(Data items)
::::::::

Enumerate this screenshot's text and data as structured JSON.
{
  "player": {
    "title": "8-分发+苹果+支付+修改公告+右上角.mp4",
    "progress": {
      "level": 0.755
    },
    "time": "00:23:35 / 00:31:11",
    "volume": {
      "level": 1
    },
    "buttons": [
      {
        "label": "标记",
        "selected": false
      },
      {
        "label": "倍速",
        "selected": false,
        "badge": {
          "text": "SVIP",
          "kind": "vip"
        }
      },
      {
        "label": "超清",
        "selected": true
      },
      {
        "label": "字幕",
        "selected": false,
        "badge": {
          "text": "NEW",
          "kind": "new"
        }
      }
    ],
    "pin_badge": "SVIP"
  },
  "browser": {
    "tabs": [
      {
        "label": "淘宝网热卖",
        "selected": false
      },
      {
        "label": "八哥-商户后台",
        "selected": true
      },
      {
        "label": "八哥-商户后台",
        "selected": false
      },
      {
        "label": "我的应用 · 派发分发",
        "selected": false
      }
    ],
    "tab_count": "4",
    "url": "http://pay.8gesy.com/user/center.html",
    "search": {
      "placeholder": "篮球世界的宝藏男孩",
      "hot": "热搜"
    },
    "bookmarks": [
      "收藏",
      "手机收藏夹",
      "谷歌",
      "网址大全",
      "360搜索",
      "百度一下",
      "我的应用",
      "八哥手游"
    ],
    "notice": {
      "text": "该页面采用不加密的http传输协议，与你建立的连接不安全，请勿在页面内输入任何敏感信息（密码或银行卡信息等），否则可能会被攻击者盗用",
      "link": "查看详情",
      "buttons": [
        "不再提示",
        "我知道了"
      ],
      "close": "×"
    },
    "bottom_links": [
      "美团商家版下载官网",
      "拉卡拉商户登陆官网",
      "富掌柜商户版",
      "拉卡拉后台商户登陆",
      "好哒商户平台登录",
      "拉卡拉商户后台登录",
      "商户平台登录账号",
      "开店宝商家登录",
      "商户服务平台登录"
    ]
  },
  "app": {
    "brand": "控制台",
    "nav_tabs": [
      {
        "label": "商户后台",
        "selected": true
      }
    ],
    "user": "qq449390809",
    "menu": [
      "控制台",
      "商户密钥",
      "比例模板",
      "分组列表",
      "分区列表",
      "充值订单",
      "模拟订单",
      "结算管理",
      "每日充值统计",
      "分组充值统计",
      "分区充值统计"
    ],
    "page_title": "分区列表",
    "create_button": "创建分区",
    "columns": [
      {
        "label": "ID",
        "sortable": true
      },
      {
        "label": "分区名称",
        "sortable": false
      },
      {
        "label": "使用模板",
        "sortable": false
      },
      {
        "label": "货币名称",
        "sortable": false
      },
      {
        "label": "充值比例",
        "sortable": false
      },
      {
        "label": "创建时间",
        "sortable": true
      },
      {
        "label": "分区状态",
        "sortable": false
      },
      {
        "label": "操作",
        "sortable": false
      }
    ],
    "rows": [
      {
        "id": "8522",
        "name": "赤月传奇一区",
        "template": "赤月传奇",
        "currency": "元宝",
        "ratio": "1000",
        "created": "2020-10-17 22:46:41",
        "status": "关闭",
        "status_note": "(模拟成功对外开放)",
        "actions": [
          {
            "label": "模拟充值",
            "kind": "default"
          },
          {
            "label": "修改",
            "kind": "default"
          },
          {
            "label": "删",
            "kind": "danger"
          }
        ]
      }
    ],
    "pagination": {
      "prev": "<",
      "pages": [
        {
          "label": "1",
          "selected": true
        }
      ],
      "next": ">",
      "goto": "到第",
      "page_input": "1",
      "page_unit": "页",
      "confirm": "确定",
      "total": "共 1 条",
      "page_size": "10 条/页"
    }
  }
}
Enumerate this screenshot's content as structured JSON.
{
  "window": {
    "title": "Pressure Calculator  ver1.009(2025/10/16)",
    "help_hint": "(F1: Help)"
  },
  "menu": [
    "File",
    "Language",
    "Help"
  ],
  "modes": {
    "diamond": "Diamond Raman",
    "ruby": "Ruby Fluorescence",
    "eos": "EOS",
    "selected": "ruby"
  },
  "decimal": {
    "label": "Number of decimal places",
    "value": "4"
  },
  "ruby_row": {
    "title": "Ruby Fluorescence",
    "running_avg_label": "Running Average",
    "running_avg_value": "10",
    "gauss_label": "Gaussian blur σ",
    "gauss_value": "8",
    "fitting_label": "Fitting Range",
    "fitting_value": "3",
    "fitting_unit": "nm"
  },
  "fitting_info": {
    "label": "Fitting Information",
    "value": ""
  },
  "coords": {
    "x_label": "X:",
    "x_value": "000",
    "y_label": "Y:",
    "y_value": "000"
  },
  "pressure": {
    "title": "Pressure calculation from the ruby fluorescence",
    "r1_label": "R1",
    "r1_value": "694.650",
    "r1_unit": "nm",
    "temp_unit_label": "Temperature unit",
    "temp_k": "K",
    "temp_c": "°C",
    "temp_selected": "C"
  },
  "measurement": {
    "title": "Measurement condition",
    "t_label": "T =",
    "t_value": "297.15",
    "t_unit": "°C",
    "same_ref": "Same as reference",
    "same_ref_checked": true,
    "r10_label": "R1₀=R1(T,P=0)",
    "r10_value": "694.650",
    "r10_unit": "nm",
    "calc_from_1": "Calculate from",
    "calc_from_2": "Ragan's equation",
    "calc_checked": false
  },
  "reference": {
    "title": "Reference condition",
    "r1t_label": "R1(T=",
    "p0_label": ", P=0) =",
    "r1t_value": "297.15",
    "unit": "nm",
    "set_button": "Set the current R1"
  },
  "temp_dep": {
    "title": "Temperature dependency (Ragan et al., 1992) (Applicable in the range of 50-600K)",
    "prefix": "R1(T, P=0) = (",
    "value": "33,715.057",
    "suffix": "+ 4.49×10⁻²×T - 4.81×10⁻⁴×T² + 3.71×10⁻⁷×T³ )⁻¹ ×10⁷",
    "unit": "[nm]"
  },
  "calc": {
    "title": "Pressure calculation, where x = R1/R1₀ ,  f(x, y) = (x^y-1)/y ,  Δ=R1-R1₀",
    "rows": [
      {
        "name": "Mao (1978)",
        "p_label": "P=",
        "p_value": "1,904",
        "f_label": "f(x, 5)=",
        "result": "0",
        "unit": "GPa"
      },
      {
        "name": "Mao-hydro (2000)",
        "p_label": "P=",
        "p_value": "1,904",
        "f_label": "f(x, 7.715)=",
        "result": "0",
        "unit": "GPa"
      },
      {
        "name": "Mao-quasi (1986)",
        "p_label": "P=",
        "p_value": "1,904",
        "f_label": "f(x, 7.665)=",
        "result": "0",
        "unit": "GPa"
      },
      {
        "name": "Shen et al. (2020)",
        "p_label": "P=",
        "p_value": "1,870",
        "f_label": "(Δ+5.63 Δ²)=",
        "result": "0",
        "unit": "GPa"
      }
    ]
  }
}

::::::::

Aim: Every record above must be duplicated exactly.

Expected output:
Enumerate this screenshot's text and data as structured JSON.
{
  "player": {
    "title": "8-分发+苹果+支付+修改公告+右上角.mp4",
    "progress": {
      "level": 0.755
    },
    "time": "00:23:35 / 00:31:11",
    "volume": {
      "level": 1
    },
    "buttons": [
      {
        "label": "标记",
        "selected": false
      },
      {
        "label": "倍速",
        "selected": false,
        "badge": {
          "text": "SVIP",
          "kind": "vip"
        }
      },
      {
        "label": "超清",
        "selected": true
      },
      {
        "label": "字幕",
        "selected": false,
        "badge": {
          "text": "NEW",
          "kind": "new"
        }
      }
    ],
    "pin_badge": "SVIP"
  },
  "browser": {
    "tabs": [
      {
        "label": "淘宝网热卖",
        "selected": false
      },
      {
        "label": "八哥-商户后台",
        "selected": true
      },
      {
        "label": "八哥-商户后台",
        "selected": false
      },
      {
        "label": "我的应用 · 派发分发",
        "selected": false
      }
    ],
    "tab_count": "4",
    "url": "http://pay.8gesy.com/user/center.html",
    "search": {
      "placeholder": "篮球世界的宝藏男孩",
      "hot": "热搜"
    },
    "bookmarks": [
      "收藏",
      "手机收藏夹",
      "谷歌",
      "网址大全",
      "360搜索",
      "百度一下",
      "我的应用",
      "八哥手游"
    ],
    "notice": {
      "text": "该页面采用不加密的http传输协议，与你建立的连接不安全，请勿在页面内输入任何敏感信息（密码或银行卡信息等），否则可能会被攻击者盗用",
      "link": "查看详情",
      "buttons": [
        "不再提示",
        "我知道了"
      ],
      "close": "×"
    },
    "bottom_links": [
      "美团商家版下载官网",
      "拉卡拉商户登陆官网",
      "富掌柜商户版",
      "拉卡拉后台商户登陆",
      "好哒商户平台登录",
      "拉卡拉商户后台登录",
      "商户平台登录账号",
      "开店宝商家登录",
      "商户服务平台登录"
    ]
  },
  "app": {
    "brand": "控制台",
    "nav_tabs": [
      {
        "label": "商户后台",
        "selected": true
      }
    ],
    "user": "qq449390809",
    "menu": [
      "控制台",
      "商户密钥",
      "比例模板",
      "分组列表",
      "分区列表",
      "充值订单",
      "模拟订单",
      "结算管理",
      "每日充值统计",
      "分组充值统计",
      "分区充值统计"
    ],
    "page_title": "分区列表",
    "create_button": "创建分区",
    "columns": [
      {
        "label": "ID",
        "sortable": true
      },
      {
        "label": "分区名称",
        "sortable": false
      },
      {
        "label": "使用模板",
        "sortable": false
      },
      {
        "label": "货币名称",
        "sortable": false
      },
      {
        "label": "充值比例",
        "sortable": false
      },
      {
        "label": "创建时间",
        "sortable": true
      },
      {
        "label": "分区状态",
        "sortable": false
      },
      {
        "label": "操作",
        "sortable": false
      }
    ],
    "rows": [
      {
        "id": "8522",
        "name": "赤月传奇一区",
        "template": "赤月传奇",
        "currency": "元宝",
        "ratio": "1000",
        "created": "2020-10-17 22:46:41",
        "status": "关闭",
        "status_note": "(模拟成功对外开放)",
        "actions": [
          {
            "label": "模拟充值",
            "kind": "default"
          },
          {
            "label": "修改",
            "kind": "default"
          },
          {
            "label": "删",
            "kind": "danger"
          }
        ]
      }
    ],
    "pagination": {
      "prev": "<",
      "pages": [
        {
          "label": "1",
          "selected": true
        }
      ],
      "next": ">",
      "goto": "到第",
      "page_input": "1",
      "page_unit": "页",
      "confirm": "确定",
      "total": "共 1 条",
      "page_size": "10 条/页"
    }
  }
}
Enumerate this screenshot's content as structured JSON.
{
  "window": {
    "title": "Pressure Calculator  ver1.009(2025/10/16)",
    "help_hint": "(F1: Help)"
  },
  "menu": [
    "File",
    "Language",
    "Help"
  ],
  "modes": {
    "diamond": "Diamond Raman",
    "ruby": "Ruby Fluorescence",
    "eos": "EOS",
    "selected": "ruby"
  },
  "decimal": {
    "label": "Number of decimal places",
    "value": "4"
  },
  "ruby_row": {
    "title": "Ruby Fluorescence",
    "running_avg_label": "Running Average",
    "running_avg_value": "10",
    "gauss_label": "Gaussian blur σ",
    "gauss_value": "8",
    "fitting_label": "Fitting Range",
    "fitting_value": "3",
    "fitting_unit": "nm"
  },
  "fitting_info": {
    "label": "Fitting Information",
    "value": ""
  },
  "coords": {
    "x_label": "X:",
    "x_value": "000",
    "y_label": "Y:",
    "y_value": "000"
  },
  "pressure": {
    "title": "Pressure calculation from the ruby fluorescence",
    "r1_label": "R1",
    "r1_value": "694.650",
    "r1_unit": "nm",
    "temp_unit_label": "Temperature unit",
    "temp_k": "K",
    "temp_c": "°C",
    "temp_selected": "C"
  },
  "measurement": {
    "title": "Measurement condition",
    "t_label": "T =",
    "t_value": "297.15",
    "t_unit": "°C",
    "same_ref": "Same as reference",
    "same_ref_checked": true,
    "r10_label": "R1₀=R1(T,P=0)",
    "r10_value": "694.650",
    "r10_unit": "nm",
    "calc_from_1": "Calculate from",
    "calc_from_2": "Ragan's equation",
    "calc_checked": false
  },
  "reference": {
    "title": "Reference condition",
    "r1t_label": "R1(T=",
    "p0_label": ", P=0) =",
    "r1t_value": "297.15",
    "unit": "nm",
    "set_button": "Set the current R1"
  },
  "temp_dep": {
    "title": "Temperature dependency (Ragan et al., 1992) (Applicable in the range of 50-600K)",
    "prefix": "R1(T, P=0) = (",
    "value": "33,715.057",
    "suffix": "+ 4.49×10⁻²×T - 4.81×10⁻⁴×T² + 3.71×10⁻⁷×T³ )⁻¹ ×10⁷",
    "unit": "[nm]"
  },
  "calc": {
    "title": "Pressure calculation, where x = R1/R1₀ ,  f(x, y) = (x^y-1)/y ,  Δ=R1-R1₀",
    "rows": [
      {
        "name": "Mao (1978)",
        "p_label": "P=",
        "p_value": "1,904",
        "f_label": "f(x, 5)=",
        "result": "0",
        "unit": "GPa"
      },
      {
        "name": "Mao-hydro (2000)",
        "p_label": "P=",
        "p_value": "1,904",
        "f_label": "f(x, 7.715)=",
        "result": "0",
        "unit": "GPa"
      },
      {
        "name": "Mao-quasi (1986)",
        "p_label": "P=",
        "p_value": "1,904",
        "f_label": "f(x, 7.665)=",
        "result": "0",
        "unit": "GPa"
      },
      {
        "name": "Shen et al. (2020)",
        "p_label": "P=",
        "p_value": "1,870",
        "f_label": "(Δ+5.63 Δ²)=",
        "result": "0",
        "unit": "GPa"
      }
    ]
  }
}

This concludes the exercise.